How many lines of the records hold the string "tilted"? Reply with the number alone.

--------------------------------------------------

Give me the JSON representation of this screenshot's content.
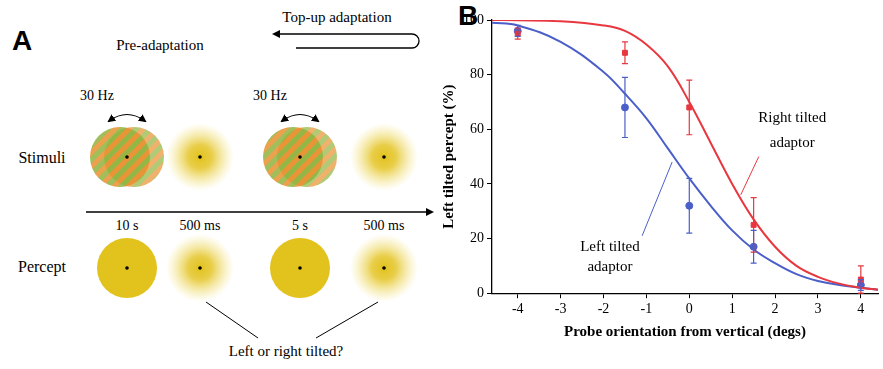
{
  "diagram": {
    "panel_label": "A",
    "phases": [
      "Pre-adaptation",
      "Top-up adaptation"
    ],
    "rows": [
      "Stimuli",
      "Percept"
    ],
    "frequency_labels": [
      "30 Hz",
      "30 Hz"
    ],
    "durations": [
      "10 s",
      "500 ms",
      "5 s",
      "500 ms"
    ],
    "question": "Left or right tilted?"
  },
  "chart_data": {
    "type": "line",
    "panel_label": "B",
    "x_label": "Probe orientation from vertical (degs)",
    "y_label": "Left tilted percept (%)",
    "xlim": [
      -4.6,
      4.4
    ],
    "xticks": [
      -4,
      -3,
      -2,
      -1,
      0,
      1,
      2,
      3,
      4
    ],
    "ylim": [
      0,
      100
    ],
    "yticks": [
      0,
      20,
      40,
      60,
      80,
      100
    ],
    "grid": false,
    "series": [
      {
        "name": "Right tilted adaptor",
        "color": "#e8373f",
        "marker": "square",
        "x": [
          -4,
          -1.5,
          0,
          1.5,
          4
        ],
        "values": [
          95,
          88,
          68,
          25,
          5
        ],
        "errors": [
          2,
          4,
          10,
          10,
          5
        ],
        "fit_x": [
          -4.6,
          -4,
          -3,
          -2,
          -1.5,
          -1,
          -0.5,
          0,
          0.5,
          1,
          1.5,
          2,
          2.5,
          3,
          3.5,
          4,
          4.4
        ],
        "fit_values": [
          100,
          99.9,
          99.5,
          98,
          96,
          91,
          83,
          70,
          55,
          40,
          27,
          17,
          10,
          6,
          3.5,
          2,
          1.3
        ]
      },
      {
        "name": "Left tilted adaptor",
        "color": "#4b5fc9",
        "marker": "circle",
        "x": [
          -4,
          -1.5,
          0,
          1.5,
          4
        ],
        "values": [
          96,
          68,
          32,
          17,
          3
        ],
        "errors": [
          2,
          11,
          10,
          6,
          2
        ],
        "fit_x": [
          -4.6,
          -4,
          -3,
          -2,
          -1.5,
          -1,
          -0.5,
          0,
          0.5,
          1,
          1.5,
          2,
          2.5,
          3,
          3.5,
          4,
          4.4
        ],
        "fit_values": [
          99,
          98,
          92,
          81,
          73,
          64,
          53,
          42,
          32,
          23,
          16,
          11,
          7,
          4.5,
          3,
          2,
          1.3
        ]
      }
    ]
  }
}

--------------------------------------------------

Solution for this task —
4